Exercise:
Set down the material once more, exactly as it appears.

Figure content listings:
══════════

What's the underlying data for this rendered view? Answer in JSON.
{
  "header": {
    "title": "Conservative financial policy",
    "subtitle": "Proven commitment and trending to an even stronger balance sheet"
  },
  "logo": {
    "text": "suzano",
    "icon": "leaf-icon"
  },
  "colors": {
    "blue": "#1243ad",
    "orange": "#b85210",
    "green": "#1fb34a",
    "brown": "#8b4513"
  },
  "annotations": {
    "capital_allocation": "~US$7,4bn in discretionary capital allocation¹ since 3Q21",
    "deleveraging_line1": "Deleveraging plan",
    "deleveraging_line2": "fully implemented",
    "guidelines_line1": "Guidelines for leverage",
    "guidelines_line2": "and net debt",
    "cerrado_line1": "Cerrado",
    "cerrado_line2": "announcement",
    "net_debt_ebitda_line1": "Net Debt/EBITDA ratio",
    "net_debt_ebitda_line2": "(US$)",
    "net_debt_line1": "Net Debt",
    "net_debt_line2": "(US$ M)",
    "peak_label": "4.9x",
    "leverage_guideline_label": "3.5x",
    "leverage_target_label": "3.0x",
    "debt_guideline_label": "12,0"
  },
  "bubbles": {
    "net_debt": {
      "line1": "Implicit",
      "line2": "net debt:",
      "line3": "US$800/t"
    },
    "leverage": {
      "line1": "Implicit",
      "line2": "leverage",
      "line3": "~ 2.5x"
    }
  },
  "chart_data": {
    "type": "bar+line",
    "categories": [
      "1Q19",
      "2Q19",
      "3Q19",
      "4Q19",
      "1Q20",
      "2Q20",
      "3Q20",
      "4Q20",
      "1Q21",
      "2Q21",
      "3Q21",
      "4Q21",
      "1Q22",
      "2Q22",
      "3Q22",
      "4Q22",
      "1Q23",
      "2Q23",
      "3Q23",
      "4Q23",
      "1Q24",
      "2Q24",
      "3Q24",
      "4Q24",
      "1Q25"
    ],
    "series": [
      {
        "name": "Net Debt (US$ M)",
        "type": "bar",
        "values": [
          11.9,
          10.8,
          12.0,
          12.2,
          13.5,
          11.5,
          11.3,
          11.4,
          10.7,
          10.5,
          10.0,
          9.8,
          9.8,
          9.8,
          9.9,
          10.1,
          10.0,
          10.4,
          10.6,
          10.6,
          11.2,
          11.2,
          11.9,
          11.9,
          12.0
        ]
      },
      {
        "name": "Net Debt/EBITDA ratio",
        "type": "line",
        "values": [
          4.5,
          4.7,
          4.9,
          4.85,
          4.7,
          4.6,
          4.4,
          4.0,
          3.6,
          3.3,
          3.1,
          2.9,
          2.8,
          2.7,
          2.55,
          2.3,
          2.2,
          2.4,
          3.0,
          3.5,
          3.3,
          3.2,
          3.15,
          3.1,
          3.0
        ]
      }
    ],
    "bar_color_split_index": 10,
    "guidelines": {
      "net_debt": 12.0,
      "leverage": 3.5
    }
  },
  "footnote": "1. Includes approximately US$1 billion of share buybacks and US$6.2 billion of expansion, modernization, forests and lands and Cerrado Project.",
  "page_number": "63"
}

══════════

Problem solution:
What's the underlying data for this rendered view? Answer in JSON.
{
  "header": {
    "title": "Conservative financial policy",
    "subtitle": "Proven commitment and trending to an even stronger balance sheet"
  },
  "logo": {
    "text": "suzano",
    "icon": "leaf-icon"
  },
  "colors": {
    "blue": "#1243ad",
    "orange": "#b85210",
    "green": "#1fb34a",
    "brown": "#8b4513"
  },
  "annotations": {
    "capital_allocation": "~US$7,4bn in discretionary capital allocation¹ since 3Q21",
    "deleveraging_line1": "Deleveraging plan",
    "deleveraging_line2": "fully implemented",
    "guidelines_line1": "Guidelines for leverage",
    "guidelines_line2": "and net debt",
    "cerrado_line1": "Cerrado",
    "cerrado_line2": "announcement",
    "net_debt_ebitda_line1": "Net Debt/EBITDA ratio",
    "net_debt_ebitda_line2": "(US$)",
    "net_debt_line1": "Net Debt",
    "net_debt_line2": "(US$ M)",
    "peak_label": "4.9x",
    "leverage_guideline_label": "3.5x",
    "leverage_target_label": "3.0x",
    "debt_guideline_label": "12,0"
  },
  "bubbles": {
    "net_debt": {
      "line1": "Implicit",
      "line2": "net debt:",
      "line3": "US$800/t"
    },
    "leverage": {
      "line1": "Implicit",
      "line2": "leverage",
      "line3": "~ 2.5x"
    }
  },
  "chart_data": {
    "type": "bar+line",
    "categories": [
      "1Q19",
      "2Q19",
      "3Q19",
      "4Q19",
      "1Q20",
      "2Q20",
      "3Q20",
      "4Q20",
      "1Q21",
      "2Q21",
      "3Q21",
      "4Q21",
      "1Q22",
      "2Q22",
      "3Q22",
      "4Q22",
      "1Q23",
      "2Q23",
      "3Q23",
      "4Q23",
      "1Q24",
      "2Q24",
      "3Q24",
      "4Q24",
      "1Q25"
    ],
    "series": [
      {
        "name": "Net Debt (US$ M)",
        "type": "bar",
        "values": [
          11.9,
          10.8,
          12.0,
          12.2,
          13.5,
          11.5,
          11.3,
          11.4,
          10.7,
          10.5,
          10.0,
          9.8,
          9.8,
          9.8,
          9.9,
          10.1,
          10.0,
          10.4,
          10.6,
          10.6,
          11.2,
          11.2,
          11.9,
          11.9,
          12.0
        ]
      },
      {
        "name": "Net Debt/EBITDA ratio",
        "type": "line",
        "values": [
          4.5,
          4.7,
          4.9,
          4.85,
          4.7,
          4.6,
          4.4,
          4.0,
          3.6,
          3.3,
          3.1,
          2.9,
          2.8,
          2.7,
          2.55,
          2.3,
          2.2,
          2.4,
          3.0,
          3.5,
          3.3,
          3.2,
          3.15,
          3.1,
          3.0
        ]
      }
    ],
    "bar_color_split_index": 10,
    "guidelines": {
      "net_debt": 12.0,
      "leverage": 3.5
    }
  },
  "footnote": "1. Includes approximately US$1 billion of share buybacks and US$6.2 billion of expansion, modernization, forests and lands and Cerrado Project.",
  "page_number": "63"
}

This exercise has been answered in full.